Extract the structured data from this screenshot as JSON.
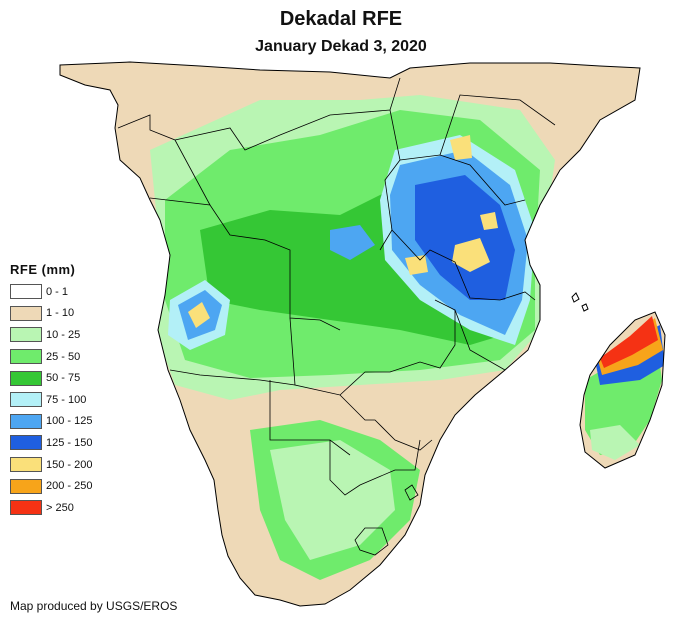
{
  "map": {
    "title": "Dekadal RFE",
    "subtitle": "January Dekad 3, 2020",
    "region": "Southern and Eastern Africa",
    "legend": {
      "title": "RFE (mm)",
      "classes": [
        {
          "label": "0 - 1",
          "color": "#ffffff"
        },
        {
          "label": "1 - 10",
          "color": "#eed9b7"
        },
        {
          "label": "10 - 25",
          "color": "#b9f5b3"
        },
        {
          "label": "25 - 50",
          "color": "#6feb6c"
        },
        {
          "label": "50 - 75",
          "color": "#35c735"
        },
        {
          "label": "75 - 100",
          "color": "#b3f0f7"
        },
        {
          "label": "100 - 125",
          "color": "#4da6f2"
        },
        {
          "label": "125 - 150",
          "color": "#1f5fe0"
        },
        {
          "label": "150 - 200",
          "color": "#fae07a"
        },
        {
          "label": "200 - 250",
          "color": "#f7a41a"
        },
        {
          "label": "> 250",
          "color": "#f53214"
        }
      ]
    },
    "credit": "Map produced by USGS/EROS",
    "colors": {
      "border": "#000000",
      "coast": "#000000"
    }
  }
}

-------

Required task |
Pictures appear in the records above. Output everything except them, exactly.

Reply to the exercise |
Extract the structured data from this screenshot as JSON.
{
  "map": {
    "title": "Dekadal RFE",
    "subtitle": "January Dekad 3, 2020",
    "region": "Southern and Eastern Africa",
    "legend": {
      "title": "RFE (mm)",
      "classes": [
        {
          "label": "0 - 1",
          "color": "#ffffff"
        },
        {
          "label": "1 - 10",
          "color": "#eed9b7"
        },
        {
          "label": "10 - 25",
          "color": "#b9f5b3"
        },
        {
          "label": "25 - 50",
          "color": "#6feb6c"
        },
        {
          "label": "50 - 75",
          "color": "#35c735"
        },
        {
          "label": "75 - 100",
          "color": "#b3f0f7"
        },
        {
          "label": "100 - 125",
          "color": "#4da6f2"
        },
        {
          "label": "125 - 150",
          "color": "#1f5fe0"
        },
        {
          "label": "150 - 200",
          "color": "#fae07a"
        },
        {
          "label": "200 - 250",
          "color": "#f7a41a"
        },
        {
          "label": "> 250",
          "color": "#f53214"
        }
      ]
    },
    "credit": "Map produced by USGS/EROS",
    "colors": {
      "border": "#000000",
      "coast": "#000000"
    }
  }
}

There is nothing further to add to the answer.